====== Given data ======

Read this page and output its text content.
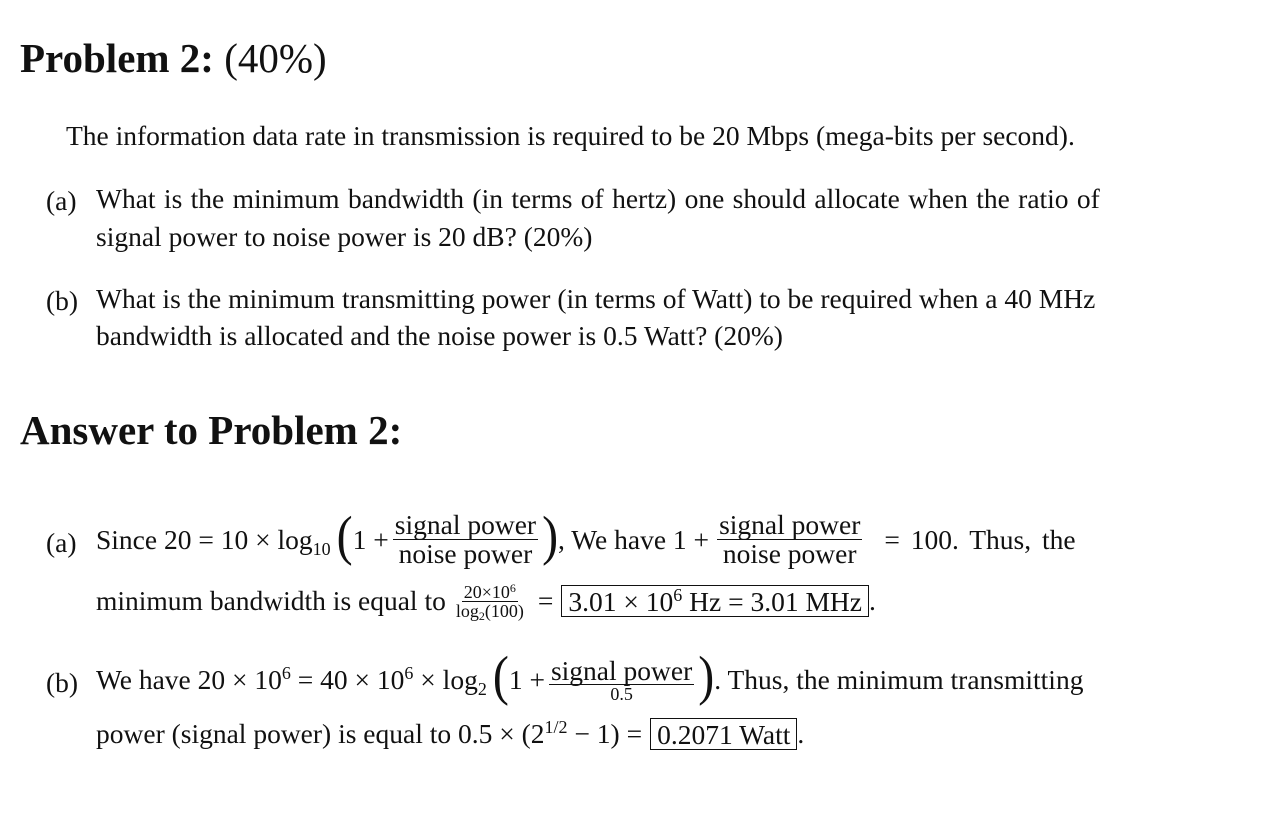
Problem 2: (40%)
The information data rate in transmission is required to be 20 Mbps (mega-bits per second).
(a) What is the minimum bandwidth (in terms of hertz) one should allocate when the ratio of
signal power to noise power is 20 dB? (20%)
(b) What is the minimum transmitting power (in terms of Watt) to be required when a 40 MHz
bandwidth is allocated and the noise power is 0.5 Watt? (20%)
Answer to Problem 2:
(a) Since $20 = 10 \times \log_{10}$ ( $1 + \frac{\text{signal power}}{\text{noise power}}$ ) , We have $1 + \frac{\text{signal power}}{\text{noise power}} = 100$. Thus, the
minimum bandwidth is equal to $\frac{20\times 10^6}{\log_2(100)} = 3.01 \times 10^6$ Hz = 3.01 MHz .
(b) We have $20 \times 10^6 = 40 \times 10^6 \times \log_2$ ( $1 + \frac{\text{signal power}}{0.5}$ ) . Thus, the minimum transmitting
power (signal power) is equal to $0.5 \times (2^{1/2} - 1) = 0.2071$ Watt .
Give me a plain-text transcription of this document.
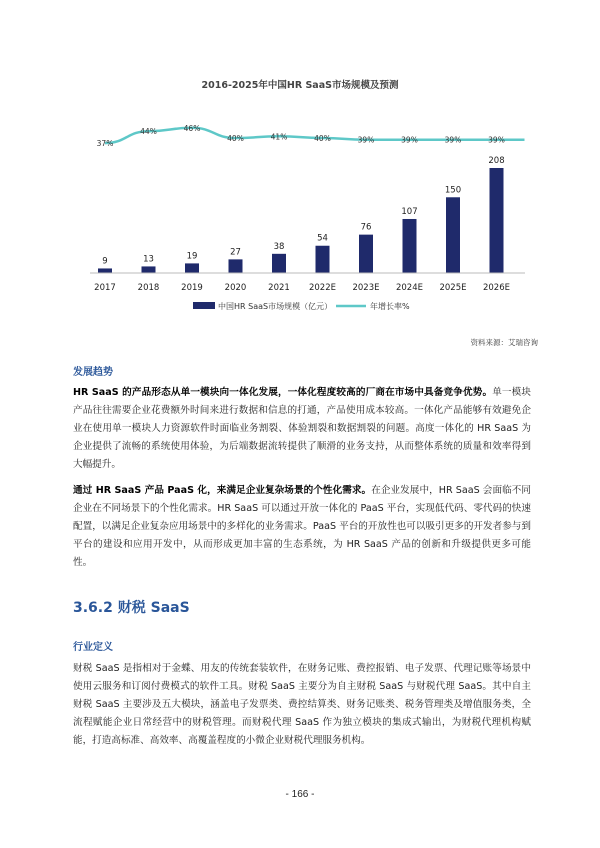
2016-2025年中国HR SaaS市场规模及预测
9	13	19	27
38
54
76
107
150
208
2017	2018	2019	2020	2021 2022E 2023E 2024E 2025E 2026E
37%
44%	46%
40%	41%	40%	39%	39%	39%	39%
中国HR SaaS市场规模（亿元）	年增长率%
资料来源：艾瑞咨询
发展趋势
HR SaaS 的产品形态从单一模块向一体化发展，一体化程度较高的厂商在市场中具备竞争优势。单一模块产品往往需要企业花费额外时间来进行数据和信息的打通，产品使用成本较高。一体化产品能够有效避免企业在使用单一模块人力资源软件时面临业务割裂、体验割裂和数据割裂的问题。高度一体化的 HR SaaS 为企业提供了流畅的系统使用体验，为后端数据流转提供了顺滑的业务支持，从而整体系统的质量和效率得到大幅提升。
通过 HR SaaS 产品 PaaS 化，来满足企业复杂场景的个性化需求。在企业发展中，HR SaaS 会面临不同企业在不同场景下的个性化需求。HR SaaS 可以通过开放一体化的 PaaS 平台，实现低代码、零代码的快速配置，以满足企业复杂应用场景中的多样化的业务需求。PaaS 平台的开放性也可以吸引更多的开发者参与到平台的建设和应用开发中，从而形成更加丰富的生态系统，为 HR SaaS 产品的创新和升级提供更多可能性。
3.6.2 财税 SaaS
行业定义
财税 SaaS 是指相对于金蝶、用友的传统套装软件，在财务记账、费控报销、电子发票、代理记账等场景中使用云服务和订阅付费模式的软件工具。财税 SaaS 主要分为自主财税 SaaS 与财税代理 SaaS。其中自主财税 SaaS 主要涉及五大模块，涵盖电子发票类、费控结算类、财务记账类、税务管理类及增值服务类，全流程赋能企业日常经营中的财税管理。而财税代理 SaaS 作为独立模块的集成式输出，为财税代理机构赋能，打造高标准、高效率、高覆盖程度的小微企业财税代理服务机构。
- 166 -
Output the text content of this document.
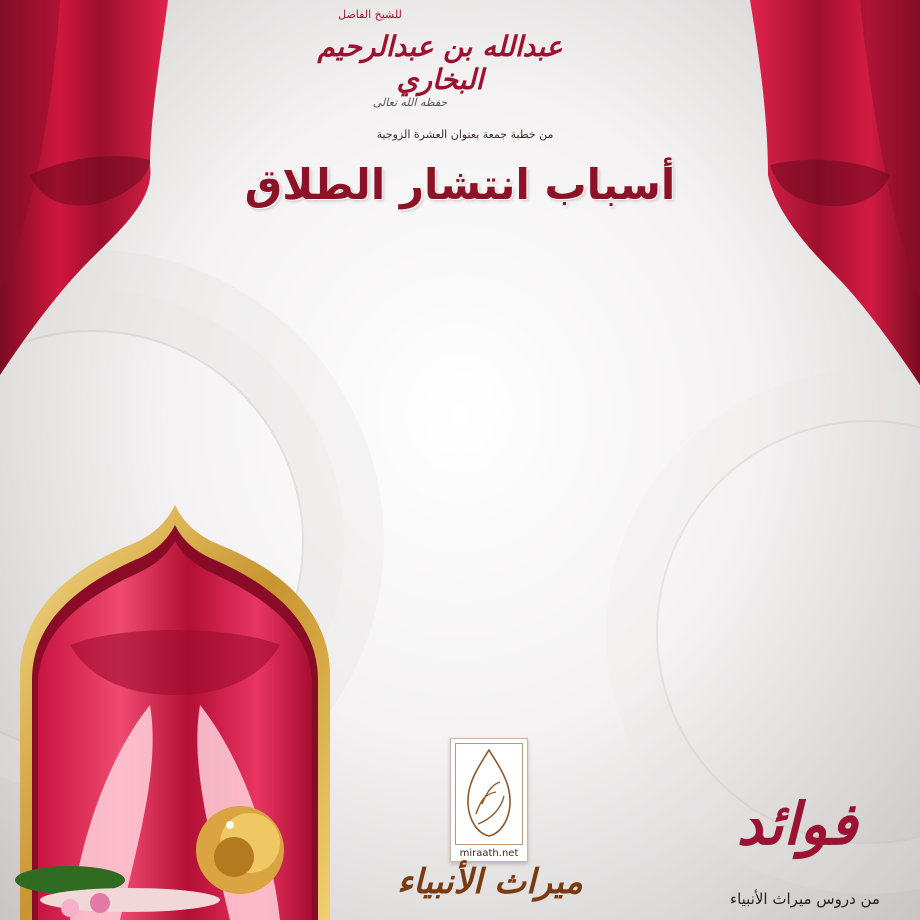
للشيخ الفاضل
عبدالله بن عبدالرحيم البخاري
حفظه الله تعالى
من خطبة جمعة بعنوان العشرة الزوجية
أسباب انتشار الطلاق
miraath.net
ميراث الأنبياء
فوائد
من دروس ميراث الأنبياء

======

Show the lines of the records that include the string "text".

» **Worked answer**
Read this page and output its text content.
(a) Since $20 = 10 \times \log_{10}$ ( $1 + \frac{\text{signal power}}{\text{noise power}}$ ) , We have $1 + \frac{\text{signal power}}{\text{noise power}} = 100$. Thus, the
(b) We have $20 \times 10^6 = 40 \times 10^6 \times \log_2$ ( $1 + \frac{\text{signal power}}{0.5}$ ) . Thus, the minimum transmitting
Give me a plain-text transcription of this document.
Output the text content of this document.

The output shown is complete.